#### Problem description:
Each line containing the word "screenshot" needs to be copied.

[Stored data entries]
======
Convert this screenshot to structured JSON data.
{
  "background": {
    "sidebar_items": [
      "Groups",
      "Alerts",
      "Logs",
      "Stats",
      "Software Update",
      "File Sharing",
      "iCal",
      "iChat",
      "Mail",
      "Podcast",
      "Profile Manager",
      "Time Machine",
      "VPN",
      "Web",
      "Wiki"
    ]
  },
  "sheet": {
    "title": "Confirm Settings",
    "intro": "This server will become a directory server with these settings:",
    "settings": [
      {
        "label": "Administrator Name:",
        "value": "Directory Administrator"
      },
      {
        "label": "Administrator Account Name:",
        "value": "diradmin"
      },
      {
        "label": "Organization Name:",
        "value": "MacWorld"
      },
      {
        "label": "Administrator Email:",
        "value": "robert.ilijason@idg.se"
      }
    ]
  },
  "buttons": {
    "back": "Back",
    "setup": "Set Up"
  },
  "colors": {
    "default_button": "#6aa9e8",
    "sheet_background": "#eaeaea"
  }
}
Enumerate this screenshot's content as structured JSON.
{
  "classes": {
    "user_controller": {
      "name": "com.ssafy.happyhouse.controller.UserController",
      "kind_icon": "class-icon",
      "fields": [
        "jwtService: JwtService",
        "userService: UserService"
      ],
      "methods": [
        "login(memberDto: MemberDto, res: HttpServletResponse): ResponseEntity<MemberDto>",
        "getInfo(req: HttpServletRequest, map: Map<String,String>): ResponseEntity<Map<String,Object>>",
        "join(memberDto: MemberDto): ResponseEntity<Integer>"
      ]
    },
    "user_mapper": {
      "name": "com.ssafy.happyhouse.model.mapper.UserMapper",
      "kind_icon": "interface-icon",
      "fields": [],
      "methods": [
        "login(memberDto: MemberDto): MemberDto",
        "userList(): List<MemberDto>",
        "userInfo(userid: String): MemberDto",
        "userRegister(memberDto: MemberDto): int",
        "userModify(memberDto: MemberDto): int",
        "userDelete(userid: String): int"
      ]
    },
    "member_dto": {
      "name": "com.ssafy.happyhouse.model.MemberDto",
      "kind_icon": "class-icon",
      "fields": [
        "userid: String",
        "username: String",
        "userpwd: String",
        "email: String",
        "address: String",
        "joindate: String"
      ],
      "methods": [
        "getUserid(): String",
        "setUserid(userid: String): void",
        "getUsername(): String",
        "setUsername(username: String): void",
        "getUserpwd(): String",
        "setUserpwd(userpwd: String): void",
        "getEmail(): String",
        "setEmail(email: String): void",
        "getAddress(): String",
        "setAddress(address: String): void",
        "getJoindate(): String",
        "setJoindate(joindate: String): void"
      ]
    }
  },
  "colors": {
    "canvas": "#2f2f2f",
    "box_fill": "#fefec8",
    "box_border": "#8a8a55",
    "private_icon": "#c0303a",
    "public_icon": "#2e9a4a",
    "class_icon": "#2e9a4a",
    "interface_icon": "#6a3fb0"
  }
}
======
#### Solution for this exercise:
Convert this screenshot to structured JSON data.
Enumerate this screenshot's content as structured JSON.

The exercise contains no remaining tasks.